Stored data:
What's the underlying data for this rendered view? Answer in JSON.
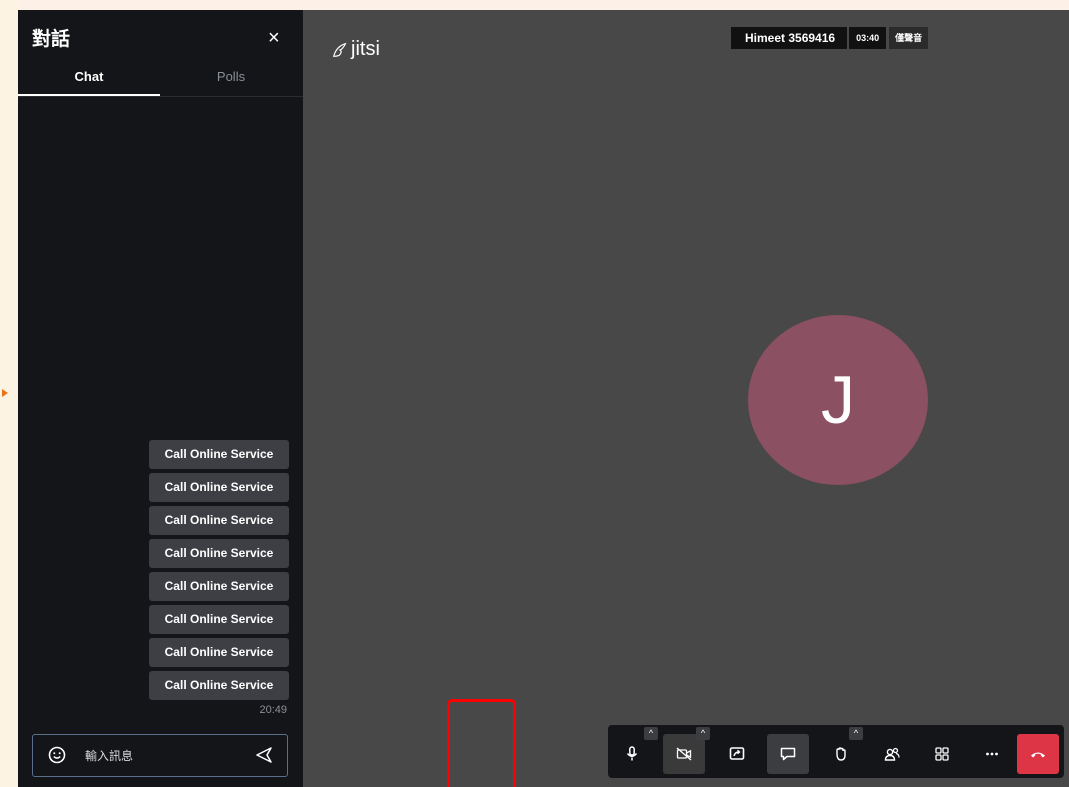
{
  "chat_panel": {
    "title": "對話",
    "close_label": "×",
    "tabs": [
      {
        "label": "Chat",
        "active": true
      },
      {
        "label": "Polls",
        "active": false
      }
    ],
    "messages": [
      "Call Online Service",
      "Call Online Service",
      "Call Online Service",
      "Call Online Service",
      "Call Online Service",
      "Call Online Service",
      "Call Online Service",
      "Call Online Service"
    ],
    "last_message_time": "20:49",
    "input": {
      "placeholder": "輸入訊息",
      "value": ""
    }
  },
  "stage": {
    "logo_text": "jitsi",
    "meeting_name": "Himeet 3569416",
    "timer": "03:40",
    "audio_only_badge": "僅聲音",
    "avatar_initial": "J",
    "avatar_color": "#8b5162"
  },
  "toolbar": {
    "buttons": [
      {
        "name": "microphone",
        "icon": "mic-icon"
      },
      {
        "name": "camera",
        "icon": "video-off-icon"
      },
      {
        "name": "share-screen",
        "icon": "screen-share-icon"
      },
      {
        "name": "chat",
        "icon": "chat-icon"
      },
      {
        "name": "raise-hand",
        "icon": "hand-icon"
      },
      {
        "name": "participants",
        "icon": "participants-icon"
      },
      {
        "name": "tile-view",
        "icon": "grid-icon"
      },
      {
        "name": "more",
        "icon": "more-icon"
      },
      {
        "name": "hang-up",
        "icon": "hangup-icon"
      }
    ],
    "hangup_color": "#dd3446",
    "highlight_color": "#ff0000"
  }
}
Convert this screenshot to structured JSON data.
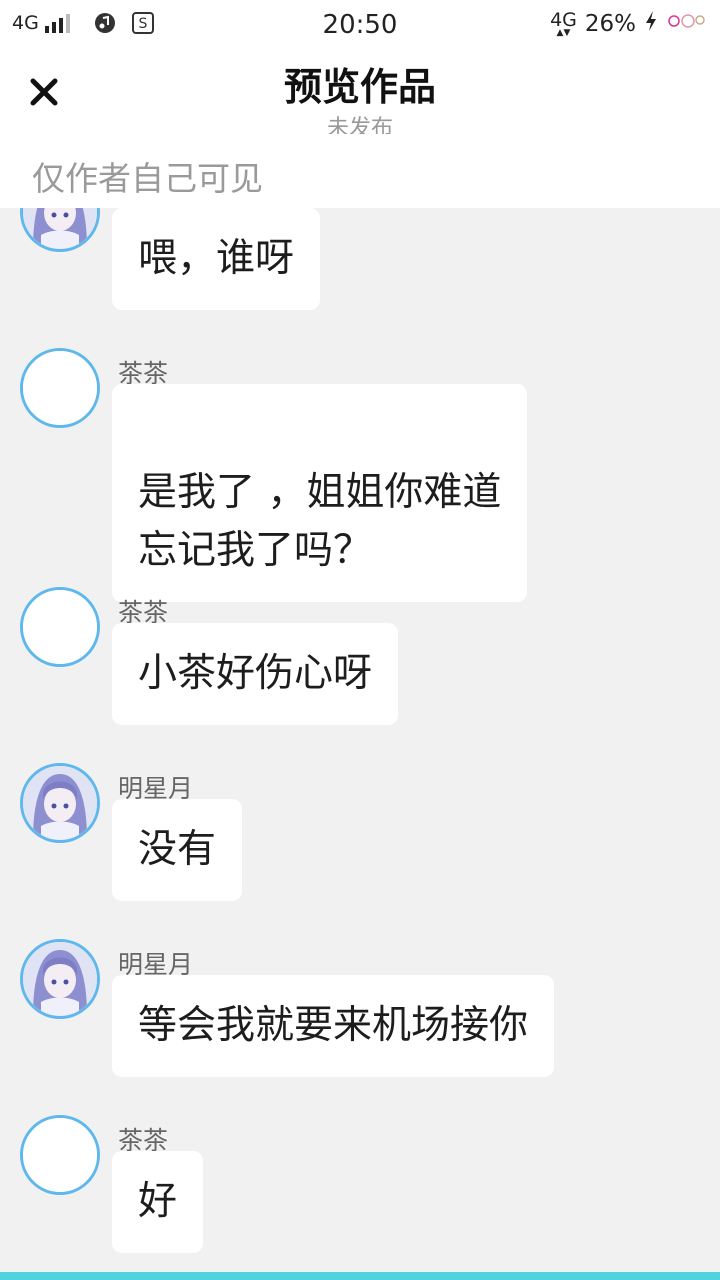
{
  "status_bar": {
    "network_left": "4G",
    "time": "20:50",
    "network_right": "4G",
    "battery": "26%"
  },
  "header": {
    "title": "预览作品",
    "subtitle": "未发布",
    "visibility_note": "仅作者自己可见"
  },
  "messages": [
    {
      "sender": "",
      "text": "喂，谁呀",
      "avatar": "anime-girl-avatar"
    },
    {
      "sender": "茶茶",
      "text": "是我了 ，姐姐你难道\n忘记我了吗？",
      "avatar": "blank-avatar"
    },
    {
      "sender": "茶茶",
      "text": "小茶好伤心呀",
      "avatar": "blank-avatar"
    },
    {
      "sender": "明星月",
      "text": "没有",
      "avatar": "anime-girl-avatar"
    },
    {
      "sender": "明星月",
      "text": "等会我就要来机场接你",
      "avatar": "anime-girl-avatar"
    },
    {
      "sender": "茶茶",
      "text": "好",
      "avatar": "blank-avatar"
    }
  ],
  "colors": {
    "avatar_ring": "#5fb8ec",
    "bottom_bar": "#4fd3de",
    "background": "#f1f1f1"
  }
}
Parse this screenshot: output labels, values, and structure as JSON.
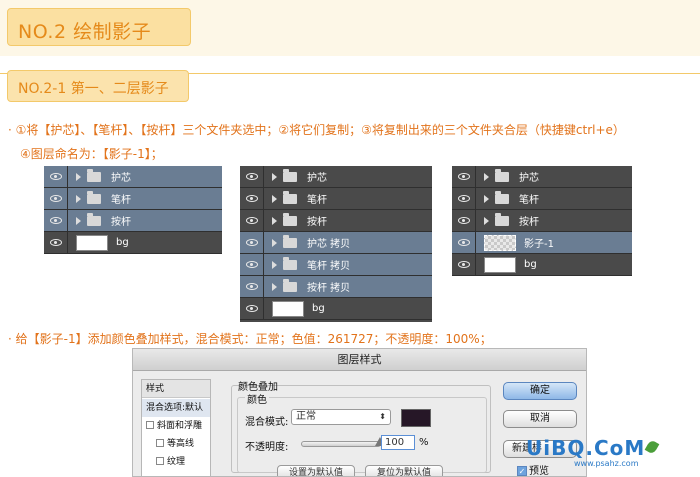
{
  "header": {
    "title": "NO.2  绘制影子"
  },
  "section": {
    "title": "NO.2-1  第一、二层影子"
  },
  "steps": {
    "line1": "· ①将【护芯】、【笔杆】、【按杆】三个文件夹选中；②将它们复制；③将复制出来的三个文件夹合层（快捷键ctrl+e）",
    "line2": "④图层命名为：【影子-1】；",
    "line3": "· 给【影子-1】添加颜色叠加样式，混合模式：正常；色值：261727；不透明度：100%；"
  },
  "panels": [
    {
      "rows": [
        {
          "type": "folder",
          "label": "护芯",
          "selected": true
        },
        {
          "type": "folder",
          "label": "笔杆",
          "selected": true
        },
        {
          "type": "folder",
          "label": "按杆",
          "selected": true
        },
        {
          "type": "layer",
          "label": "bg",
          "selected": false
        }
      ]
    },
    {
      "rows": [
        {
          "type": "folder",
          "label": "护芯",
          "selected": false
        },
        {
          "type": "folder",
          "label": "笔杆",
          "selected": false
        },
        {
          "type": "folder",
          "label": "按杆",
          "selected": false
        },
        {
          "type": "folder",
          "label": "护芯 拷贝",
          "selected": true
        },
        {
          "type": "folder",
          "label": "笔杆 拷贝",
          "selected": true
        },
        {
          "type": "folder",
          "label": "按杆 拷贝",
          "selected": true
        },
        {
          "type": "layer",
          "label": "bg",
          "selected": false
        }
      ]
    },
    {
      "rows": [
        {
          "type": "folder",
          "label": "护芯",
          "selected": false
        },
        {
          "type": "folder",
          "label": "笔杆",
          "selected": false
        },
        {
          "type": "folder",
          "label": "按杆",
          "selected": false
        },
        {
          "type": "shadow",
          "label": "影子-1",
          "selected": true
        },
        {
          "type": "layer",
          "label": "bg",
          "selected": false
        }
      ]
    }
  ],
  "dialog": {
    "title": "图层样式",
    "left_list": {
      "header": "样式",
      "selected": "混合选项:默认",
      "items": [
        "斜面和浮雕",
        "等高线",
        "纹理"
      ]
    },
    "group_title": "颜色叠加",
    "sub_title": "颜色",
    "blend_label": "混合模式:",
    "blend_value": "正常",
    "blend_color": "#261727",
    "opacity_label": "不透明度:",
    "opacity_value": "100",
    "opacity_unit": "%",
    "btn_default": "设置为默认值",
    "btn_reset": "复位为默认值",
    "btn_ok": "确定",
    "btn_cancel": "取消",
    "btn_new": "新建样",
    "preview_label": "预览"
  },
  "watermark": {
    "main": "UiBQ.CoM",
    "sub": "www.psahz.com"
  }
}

The problem: Retype the listing exactly. Pictures do not belong in the copy.

Answer below:
What's the underlying data for this rendered view? Answer in JSON.
{
  "chat_panel": {
    "title": "對話",
    "close_label": "×",
    "tabs": [
      {
        "label": "Chat",
        "active": true
      },
      {
        "label": "Polls",
        "active": false
      }
    ],
    "messages": [
      "Call Online Service",
      "Call Online Service",
      "Call Online Service",
      "Call Online Service",
      "Call Online Service",
      "Call Online Service",
      "Call Online Service",
      "Call Online Service"
    ],
    "last_message_time": "20:49",
    "input": {
      "placeholder": "輸入訊息",
      "value": ""
    }
  },
  "stage": {
    "logo_text": "jitsi",
    "meeting_name": "Himeet 3569416",
    "timer": "03:40",
    "audio_only_badge": "僅聲音",
    "avatar_initial": "J",
    "avatar_color": "#8b5162"
  },
  "toolbar": {
    "buttons": [
      {
        "name": "microphone",
        "icon": "mic-icon"
      },
      {
        "name": "camera",
        "icon": "video-off-icon"
      },
      {
        "name": "share-screen",
        "icon": "screen-share-icon"
      },
      {
        "name": "chat",
        "icon": "chat-icon"
      },
      {
        "name": "raise-hand",
        "icon": "hand-icon"
      },
      {
        "name": "participants",
        "icon": "participants-icon"
      },
      {
        "name": "tile-view",
        "icon": "grid-icon"
      },
      {
        "name": "more",
        "icon": "more-icon"
      },
      {
        "name": "hang-up",
        "icon": "hangup-icon"
      }
    ],
    "hangup_color": "#dd3446",
    "highlight_color": "#ff0000"
  }
}
Convert this screenshot to structured JSON data.
{
  "status_bar": {
    "network_left": "4G",
    "time": "20:50",
    "network_right": "4G",
    "battery": "26%"
  },
  "header": {
    "title": "预览作品",
    "subtitle": "未发布",
    "visibility_note": "仅作者自己可见"
  },
  "messages": [
    {
      "sender": "",
      "text": "喂，谁呀",
      "avatar": "anime-girl-avatar"
    },
    {
      "sender": "茶茶",
      "text": "是我了 ，姐姐你难道\n忘记我了吗？",
      "avatar": "blank-avatar"
    },
    {
      "sender": "茶茶",
      "text": "小茶好伤心呀",
      "avatar": "blank-avatar"
    },
    {
      "sender": "明星月",
      "text": "没有",
      "avatar": "anime-girl-avatar"
    },
    {
      "sender": "明星月",
      "text": "等会我就要来机场接你",
      "avatar": "anime-girl-avatar"
    },
    {
      "sender": "茶茶",
      "text": "好",
      "avatar": "blank-avatar"
    }
  ],
  "colors": {
    "avatar_ring": "#5fb8ec",
    "bottom_bar": "#4fd3de",
    "background": "#f1f1f1"
  }
}
Parse this screenshot: output labels, values, and structure as JSON.
{
  "header": {
    "title": "NO.2  绘制影子"
  },
  "section": {
    "title": "NO.2-1  第一、二层影子"
  },
  "steps": {
    "line1": "· ①将【护芯】、【笔杆】、【按杆】三个文件夹选中；②将它们复制；③将复制出来的三个文件夹合层（快捷键ctrl+e）",
    "line2": "④图层命名为：【影子-1】；",
    "line3": "· 给【影子-1】添加颜色叠加样式，混合模式：正常；色值：261727；不透明度：100%；"
  },
  "panels": [
    {
      "rows": [
        {
          "type": "folder",
          "label": "护芯",
          "selected": true
        },
        {
          "type": "folder",
          "label": "笔杆",
          "selected": true
        },
        {
          "type": "folder",
          "label": "按杆",
          "selected": true
        },
        {
          "type": "layer",
          "label": "bg",
          "selected": false
        }
      ]
    },
    {
      "rows": [
        {
          "type": "folder",
          "label": "护芯",
          "selected": false
        },
        {
          "type": "folder",
          "label": "笔杆",
          "selected": false
        },
        {
          "type": "folder",
          "label": "按杆",
          "selected": false
        },
        {
          "type": "folder",
          "label": "护芯 拷贝",
          "selected": true
        },
        {
          "type": "folder",
          "label": "笔杆 拷贝",
          "selected": true
        },
        {
          "type": "folder",
          "label": "按杆 拷贝",
          "selected": true
        },
        {
          "type": "layer",
          "label": "bg",
          "selected": false
        }
      ]
    },
    {
      "rows": [
        {
          "type": "folder",
          "label": "护芯",
          "selected": false
        },
        {
          "type": "folder",
          "label": "笔杆",
          "selected": false
        },
        {
          "type": "folder",
          "label": "按杆",
          "selected": false
        },
        {
          "type": "shadow",
          "label": "影子-1",
          "selected": true
        },
        {
          "type": "layer",
          "label": "bg",
          "selected": false
        }
      ]
    }
  ],
  "dialog": {
    "title": "图层样式",
    "left_list": {
      "header": "样式",
      "selected": "混合选项:默认",
      "items": [
        "斜面和浮雕",
        "等高线",
        "纹理"
      ]
    },
    "group_title": "颜色叠加",
    "sub_title": "颜色",
    "blend_label": "混合模式:",
    "blend_value": "正常",
    "blend_color": "#261727",
    "opacity_label": "不透明度:",
    "opacity_value": "100",
    "opacity_unit": "%",
    "btn_default": "设置为默认值",
    "btn_reset": "复位为默认值",
    "btn_ok": "确定",
    "btn_cancel": "取消",
    "btn_new": "新建样",
    "preview_label": "预览"
  },
  "watermark": {
    "main": "UiBQ.CoM",
    "sub": "www.psahz.com"
  }
}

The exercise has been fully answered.